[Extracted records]
___
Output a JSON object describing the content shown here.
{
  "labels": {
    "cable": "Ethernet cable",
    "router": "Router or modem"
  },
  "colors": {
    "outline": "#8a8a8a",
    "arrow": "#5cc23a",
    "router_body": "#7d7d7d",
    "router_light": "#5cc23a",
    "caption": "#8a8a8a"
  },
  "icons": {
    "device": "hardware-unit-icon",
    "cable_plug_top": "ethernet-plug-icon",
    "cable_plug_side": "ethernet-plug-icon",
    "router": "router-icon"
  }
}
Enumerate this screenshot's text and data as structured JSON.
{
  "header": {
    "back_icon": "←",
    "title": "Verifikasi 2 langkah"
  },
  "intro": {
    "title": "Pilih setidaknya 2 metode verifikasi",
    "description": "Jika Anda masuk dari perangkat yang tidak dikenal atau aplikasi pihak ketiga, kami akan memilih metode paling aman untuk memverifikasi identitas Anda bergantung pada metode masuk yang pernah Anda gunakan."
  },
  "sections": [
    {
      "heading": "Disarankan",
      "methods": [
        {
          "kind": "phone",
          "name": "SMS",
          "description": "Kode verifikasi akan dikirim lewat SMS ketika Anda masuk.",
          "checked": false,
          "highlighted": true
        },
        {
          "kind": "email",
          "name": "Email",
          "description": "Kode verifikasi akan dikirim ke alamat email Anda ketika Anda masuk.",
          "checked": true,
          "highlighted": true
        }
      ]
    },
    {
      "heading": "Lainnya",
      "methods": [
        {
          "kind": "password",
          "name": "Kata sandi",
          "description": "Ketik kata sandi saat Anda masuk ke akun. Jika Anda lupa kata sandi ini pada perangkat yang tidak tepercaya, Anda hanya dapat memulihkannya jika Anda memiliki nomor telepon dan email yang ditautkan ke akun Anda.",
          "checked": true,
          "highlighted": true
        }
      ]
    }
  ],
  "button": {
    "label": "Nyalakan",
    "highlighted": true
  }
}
___
Repeat all of the records above exactly as they appear.

Output a JSON object describing the content shown here.
{
  "labels": {
    "cable": "Ethernet cable",
    "router": "Router or modem"
  },
  "colors": {
    "outline": "#8a8a8a",
    "arrow": "#5cc23a",
    "router_body": "#7d7d7d",
    "router_light": "#5cc23a",
    "caption": "#8a8a8a"
  },
  "icons": {
    "device": "hardware-unit-icon",
    "cable_plug_top": "ethernet-plug-icon",
    "cable_plug_side": "ethernet-plug-icon",
    "router": "router-icon"
  }
}
Enumerate this screenshot's text and data as structured JSON.
{
  "header": {
    "back_icon": "←",
    "title": "Verifikasi 2 langkah"
  },
  "intro": {
    "title": "Pilih setidaknya 2 metode verifikasi",
    "description": "Jika Anda masuk dari perangkat yang tidak dikenal atau aplikasi pihak ketiga, kami akan memilih metode paling aman untuk memverifikasi identitas Anda bergantung pada metode masuk yang pernah Anda gunakan."
  },
  "sections": [
    {
      "heading": "Disarankan",
      "methods": [
        {
          "kind": "phone",
          "name": "SMS",
          "description": "Kode verifikasi akan dikirim lewat SMS ketika Anda masuk.",
          "checked": false,
          "highlighted": true
        },
        {
          "kind": "email",
          "name": "Email",
          "description": "Kode verifikasi akan dikirim ke alamat email Anda ketika Anda masuk.",
          "checked": true,
          "highlighted": true
        }
      ]
    },
    {
      "heading": "Lainnya",
      "methods": [
        {
          "kind": "password",
          "name": "Kata sandi",
          "description": "Ketik kata sandi saat Anda masuk ke akun. Jika Anda lupa kata sandi ini pada perangkat yang tidak tepercaya, Anda hanya dapat memulihkannya jika Anda memiliki nomor telepon dan email yang ditautkan ke akun Anda.",
          "checked": true,
          "highlighted": true
        }
      ]
    }
  ],
  "button": {
    "label": "Nyalakan",
    "highlighted": true
  }
}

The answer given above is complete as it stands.